## Task input
--- Start ---

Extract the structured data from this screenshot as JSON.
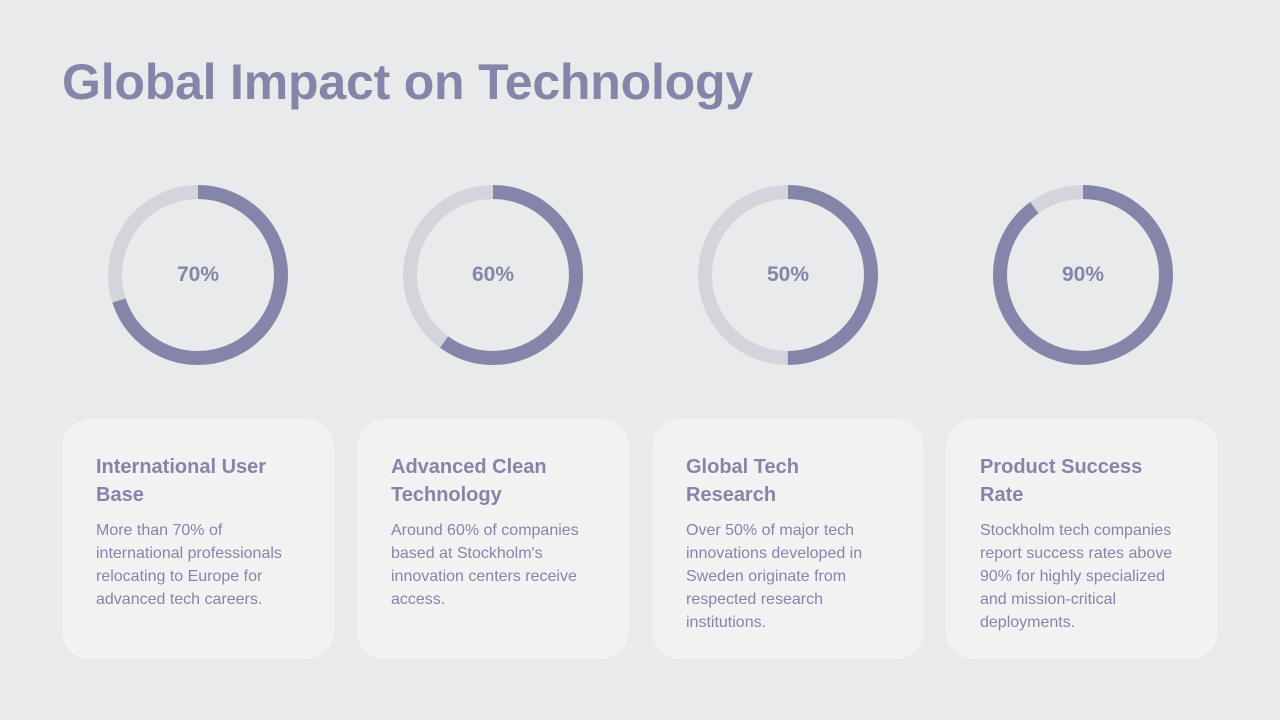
{
  "page": {
    "title": "Global Impact on Technology"
  },
  "colors": {
    "background": "#e9eaec",
    "accent": "#8386a8",
    "track": "#d4d5dc",
    "card": "#f2f2f3"
  },
  "chart_data": {
    "type": "pie",
    "categories": [
      "International User Base",
      "Advanced Clean Technology",
      "Global Tech Research",
      "Product Success Rate"
    ],
    "values": [
      70,
      60,
      50,
      90
    ],
    "labels": [
      "70%",
      "60%",
      "50%",
      "90%"
    ],
    "unit": "%",
    "max": 100
  },
  "cards": [
    {
      "title": "International User Base",
      "text": "More than 70% of international professionals relocating to Europe for advanced tech careers."
    },
    {
      "title": "Advanced Clean Technology",
      "text": "Around 60% of companies based at Stockholm's innovation centers receive access."
    },
    {
      "title": "Global Tech Research",
      "text": "Over 50% of major tech innovations developed in Sweden originate from respected research institutions."
    },
    {
      "title": "Product Success Rate",
      "text": "Stockholm tech companies report success rates above 90% for highly specialized and mission-critical deployments."
    }
  ]
}
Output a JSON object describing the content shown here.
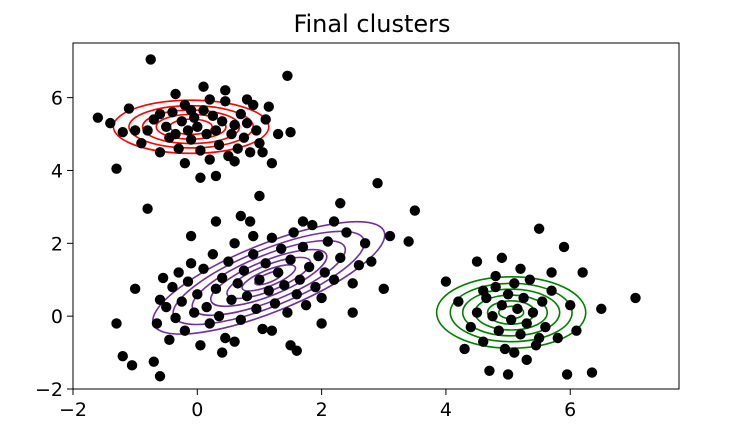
{
  "chart_data": {
    "type": "scatter",
    "title": "Final clusters",
    "xlabel": "",
    "ylabel": "",
    "xlim": [
      -2.0,
      7.75
    ],
    "ylim": [
      -2.0,
      7.5
    ],
    "xticks": [
      -2,
      0,
      2,
      4,
      6
    ],
    "yticks": [
      -2,
      0,
      2,
      4,
      6
    ],
    "grid": false,
    "point_color": "#000000",
    "clusters": [
      {
        "name": "cluster-red",
        "color": "#ff0000",
        "center": [
          -0.1,
          5.2
        ],
        "contour_radii": [
          [
            1.25,
            0.73
          ],
          [
            1.0,
            0.58
          ],
          [
            0.78,
            0.46
          ],
          [
            0.56,
            0.34
          ],
          [
            0.34,
            0.21
          ]
        ],
        "angle": 0
      },
      {
        "name": "cluster-purple",
        "color": "#7030a0",
        "center": [
          1.15,
          1.05
        ],
        "contour_radii": [
          [
            2.0,
            0.93
          ],
          [
            1.65,
            0.78
          ],
          [
            1.32,
            0.63
          ],
          [
            1.0,
            0.48
          ],
          [
            0.72,
            0.35
          ],
          [
            0.46,
            0.22
          ],
          [
            0.24,
            0.12
          ]
        ],
        "angle": 22
      },
      {
        "name": "cluster-green",
        "color": "#008000",
        "center": [
          5.05,
          0.1
        ],
        "contour_radii": [
          [
            1.2,
            0.98
          ],
          [
            0.98,
            0.8
          ],
          [
            0.78,
            0.64
          ],
          [
            0.58,
            0.48
          ],
          [
            0.38,
            0.32
          ],
          [
            0.2,
            0.17
          ]
        ],
        "angle": 0
      }
    ],
    "points": [
      [
        -1.6,
        5.45
      ],
      [
        -1.4,
        5.3
      ],
      [
        -1.3,
        4.05
      ],
      [
        -1.2,
        5.05
      ],
      [
        -1.1,
        5.7
      ],
      [
        -1.0,
        5.1
      ],
      [
        -0.8,
        5.1
      ],
      [
        -0.75,
        7.05
      ],
      [
        -0.7,
        5.4
      ],
      [
        -0.6,
        5.55
      ],
      [
        -0.5,
        5.2
      ],
      [
        -0.45,
        4.9
      ],
      [
        -0.4,
        5.6
      ],
      [
        -0.35,
        5.0
      ],
      [
        -0.3,
        4.6
      ],
      [
        -0.25,
        5.35
      ],
      [
        -0.2,
        5.8
      ],
      [
        -0.15,
        5.1
      ],
      [
        -0.1,
        4.85
      ],
      [
        -0.05,
        5.45
      ],
      [
        0.0,
        5.2
      ],
      [
        0.05,
        4.55
      ],
      [
        0.1,
        5.65
      ],
      [
        0.15,
        5.0
      ],
      [
        0.2,
        4.3
      ],
      [
        0.25,
        5.5
      ],
      [
        0.3,
        5.1
      ],
      [
        0.35,
        4.7
      ],
      [
        0.4,
        5.35
      ],
      [
        0.45,
        5.9
      ],
      [
        0.5,
        4.4
      ],
      [
        0.55,
        5.0
      ],
      [
        0.6,
        5.25
      ],
      [
        0.65,
        4.6
      ],
      [
        0.7,
        5.55
      ],
      [
        0.75,
        4.9
      ],
      [
        0.8,
        5.3
      ],
      [
        0.85,
        4.5
      ],
      [
        0.9,
        5.8
      ],
      [
        0.95,
        5.1
      ],
      [
        1.0,
        4.75
      ],
      [
        1.1,
        5.4
      ],
      [
        1.2,
        4.2
      ],
      [
        1.3,
        5.0
      ],
      [
        1.45,
        6.6
      ],
      [
        1.5,
        5.05
      ],
      [
        0.05,
        3.8
      ],
      [
        0.3,
        3.85
      ],
      [
        -0.2,
        4.2
      ],
      [
        0.6,
        4.25
      ],
      [
        -0.6,
        4.5
      ],
      [
        -0.9,
        4.75
      ],
      [
        0.1,
        6.3
      ],
      [
        0.45,
        6.2
      ],
      [
        -0.35,
        6.1
      ],
      [
        0.8,
        5.95
      ],
      [
        1.05,
        4.5
      ],
      [
        1.15,
        5.75
      ],
      [
        -0.1,
        5.65
      ],
      [
        0.2,
        5.95
      ],
      [
        -1.3,
        -0.2
      ],
      [
        -1.2,
        -1.1
      ],
      [
        -1.05,
        -1.35
      ],
      [
        -1.0,
        0.75
      ],
      [
        -0.8,
        2.95
      ],
      [
        -0.7,
        -1.25
      ],
      [
        -0.65,
        -0.2
      ],
      [
        -0.6,
        0.45
      ],
      [
        -0.6,
        -1.65
      ],
      [
        -0.55,
        1.05
      ],
      [
        -0.5,
        0.25
      ],
      [
        -0.45,
        -0.65
      ],
      [
        -0.4,
        0.8
      ],
      [
        -0.35,
        -0.05
      ],
      [
        -0.3,
        1.2
      ],
      [
        -0.25,
        0.4
      ],
      [
        -0.2,
        -0.4
      ],
      [
        -0.15,
        0.95
      ],
      [
        -0.1,
        1.45
      ],
      [
        -0.05,
        0.1
      ],
      [
        0.0,
        0.6
      ],
      [
        0.05,
        -0.8
      ],
      [
        0.1,
        1.3
      ],
      [
        0.15,
        0.25
      ],
      [
        0.2,
        -0.2
      ],
      [
        0.25,
        1.7
      ],
      [
        0.3,
        0.75
      ],
      [
        0.35,
        0.0
      ],
      [
        0.4,
        1.05
      ],
      [
        0.45,
        -0.6
      ],
      [
        0.5,
        1.5
      ],
      [
        0.55,
        0.45
      ],
      [
        0.6,
        2.0
      ],
      [
        0.65,
        0.9
      ],
      [
        0.7,
        -0.1
      ],
      [
        0.75,
        1.25
      ],
      [
        0.8,
        0.55
      ],
      [
        0.85,
        2.6
      ],
      [
        0.9,
        1.7
      ],
      [
        0.95,
        0.2
      ],
      [
        1.0,
        1.0
      ],
      [
        1.05,
        -0.35
      ],
      [
        1.1,
        1.45
      ],
      [
        1.15,
        0.7
      ],
      [
        1.2,
        2.15
      ],
      [
        1.25,
        0.35
      ],
      [
        1.3,
        1.2
      ],
      [
        1.35,
        1.85
      ],
      [
        1.4,
        0.85
      ],
      [
        1.45,
        0.1
      ],
      [
        1.5,
        1.55
      ],
      [
        1.55,
        2.3
      ],
      [
        1.6,
        0.6
      ],
      [
        1.65,
        1.0
      ],
      [
        1.7,
        1.9
      ],
      [
        1.75,
        0.3
      ],
      [
        1.8,
        1.35
      ],
      [
        1.85,
        2.5
      ],
      [
        1.9,
        0.8
      ],
      [
        1.95,
        1.65
      ],
      [
        2.0,
        0.5
      ],
      [
        2.05,
        1.2
      ],
      [
        2.1,
        2.05
      ],
      [
        2.2,
        1.0
      ],
      [
        2.3,
        1.6
      ],
      [
        2.4,
        2.3
      ],
      [
        2.5,
        0.9
      ],
      [
        2.6,
        1.4
      ],
      [
        2.7,
        2.0
      ],
      [
        2.8,
        1.5
      ],
      [
        2.9,
        3.65
      ],
      [
        2.3,
        3.1
      ],
      [
        3.0,
        0.75
      ],
      [
        3.1,
        2.2
      ],
      [
        3.5,
        2.9
      ],
      [
        3.4,
        2.05
      ],
      [
        1.5,
        -0.8
      ],
      [
        1.6,
        -0.95
      ],
      [
        2.5,
        0.1
      ],
      [
        0.4,
        -1.0
      ],
      [
        1.0,
        3.3
      ],
      [
        0.7,
        2.75
      ],
      [
        0.3,
        2.6
      ],
      [
        -0.1,
        2.2
      ],
      [
        2.2,
        2.6
      ],
      [
        1.2,
        -0.4
      ],
      [
        0.6,
        -0.7
      ],
      [
        0.9,
        2.2
      ],
      [
        1.7,
        2.6
      ],
      [
        2.0,
        -0.2
      ],
      [
        4.0,
        0.95
      ],
      [
        4.2,
        0.4
      ],
      [
        4.4,
        -0.3
      ],
      [
        4.5,
        0.1
      ],
      [
        4.6,
        -0.7
      ],
      [
        4.65,
        0.5
      ],
      [
        4.7,
        -1.5
      ],
      [
        4.75,
        0.0
      ],
      [
        4.8,
        0.8
      ],
      [
        4.85,
        -0.4
      ],
      [
        4.9,
        0.3
      ],
      [
        4.95,
        -0.9
      ],
      [
        5.0,
        0.6
      ],
      [
        5.05,
        -0.1
      ],
      [
        5.1,
        0.9
      ],
      [
        5.15,
        0.2
      ],
      [
        5.2,
        -0.5
      ],
      [
        5.25,
        0.5
      ],
      [
        5.3,
        -0.2
      ],
      [
        5.35,
        1.0
      ],
      [
        5.4,
        0.1
      ],
      [
        5.45,
        -0.8
      ],
      [
        5.5,
        2.4
      ],
      [
        5.55,
        0.4
      ],
      [
        5.6,
        -0.3
      ],
      [
        5.7,
        0.7
      ],
      [
        5.8,
        -0.6
      ],
      [
        5.9,
        1.9
      ],
      [
        6.0,
        0.3
      ],
      [
        6.1,
        -0.4
      ],
      [
        5.95,
        -1.6
      ],
      [
        6.2,
        1.2
      ],
      [
        6.35,
        -1.55
      ],
      [
        6.5,
        0.2
      ],
      [
        7.05,
        0.5
      ],
      [
        5.0,
        -1.6
      ],
      [
        4.5,
        1.5
      ],
      [
        5.2,
        1.3
      ],
      [
        4.3,
        -0.9
      ],
      [
        5.7,
        1.2
      ],
      [
        4.8,
        1.1
      ],
      [
        5.3,
        -1.2
      ],
      [
        4.6,
        0.7
      ],
      [
        5.1,
        -1.0
      ],
      [
        4.9,
        1.6
      ],
      [
        5.5,
        -0.6
      ]
    ]
  }
}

--- End ---

## Do this
Show every line of the records above that contains the word "Product".

## Answer to the task
      "Product Success Rate"
      "title": "Product Success Rate",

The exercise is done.